Data entries:

◆ ◆ ◆

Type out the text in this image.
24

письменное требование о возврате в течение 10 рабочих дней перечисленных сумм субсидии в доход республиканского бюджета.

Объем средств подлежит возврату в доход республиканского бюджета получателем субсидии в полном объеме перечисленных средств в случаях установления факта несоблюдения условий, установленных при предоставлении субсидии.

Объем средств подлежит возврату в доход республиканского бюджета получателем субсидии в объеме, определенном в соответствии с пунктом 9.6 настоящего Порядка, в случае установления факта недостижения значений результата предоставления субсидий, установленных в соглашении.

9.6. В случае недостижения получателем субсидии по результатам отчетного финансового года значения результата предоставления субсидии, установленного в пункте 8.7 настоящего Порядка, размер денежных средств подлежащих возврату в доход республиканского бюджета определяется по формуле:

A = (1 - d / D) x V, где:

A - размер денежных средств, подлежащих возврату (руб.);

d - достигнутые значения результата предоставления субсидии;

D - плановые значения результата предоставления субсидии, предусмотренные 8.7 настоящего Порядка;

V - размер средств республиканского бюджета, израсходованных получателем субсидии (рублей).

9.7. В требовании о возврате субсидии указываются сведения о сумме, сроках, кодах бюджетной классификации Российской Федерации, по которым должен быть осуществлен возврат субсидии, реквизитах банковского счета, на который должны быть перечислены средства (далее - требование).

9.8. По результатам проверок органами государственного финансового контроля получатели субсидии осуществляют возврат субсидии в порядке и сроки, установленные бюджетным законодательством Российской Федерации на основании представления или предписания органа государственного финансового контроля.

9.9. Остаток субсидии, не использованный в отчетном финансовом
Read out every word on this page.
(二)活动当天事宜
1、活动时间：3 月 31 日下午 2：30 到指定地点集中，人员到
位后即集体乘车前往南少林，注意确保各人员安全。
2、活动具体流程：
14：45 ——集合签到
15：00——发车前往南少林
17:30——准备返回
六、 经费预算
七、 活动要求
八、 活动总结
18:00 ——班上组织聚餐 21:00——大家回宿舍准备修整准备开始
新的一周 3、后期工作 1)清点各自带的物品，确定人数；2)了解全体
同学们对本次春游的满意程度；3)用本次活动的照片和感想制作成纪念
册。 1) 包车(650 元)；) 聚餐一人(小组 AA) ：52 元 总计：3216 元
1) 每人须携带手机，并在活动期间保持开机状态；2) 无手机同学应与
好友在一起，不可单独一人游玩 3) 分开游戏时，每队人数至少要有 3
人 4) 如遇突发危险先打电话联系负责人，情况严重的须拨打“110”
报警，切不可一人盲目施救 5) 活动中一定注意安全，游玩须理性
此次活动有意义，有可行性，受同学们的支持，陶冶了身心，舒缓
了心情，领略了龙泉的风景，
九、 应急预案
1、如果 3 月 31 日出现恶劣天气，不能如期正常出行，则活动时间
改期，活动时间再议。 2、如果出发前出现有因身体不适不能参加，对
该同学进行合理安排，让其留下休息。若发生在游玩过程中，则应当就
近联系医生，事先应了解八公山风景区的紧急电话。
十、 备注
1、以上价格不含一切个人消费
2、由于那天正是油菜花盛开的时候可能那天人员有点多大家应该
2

◆ ◆ ◆

Objective:
Every line of the records that includes the word "результатам" should be gathered.

Complete answer:
9.6. В случае недостижения получателем субсидии по результатам отчетного финансового года значения результата предоставления субсидии, установленного в пункте 8.7 настоящего Порядка, размер денежных средств подлежащих возврату в доход республиканского бюджета определяется по формуле:
9.8. По результатам проверок органами государственного финансового контроля получатели субсидии осуществляют возврат субсидии в порядке и сроки, установленные бюджетным законодательством Российской Федерации на основании представления или предписания органа государственного финансового контроля.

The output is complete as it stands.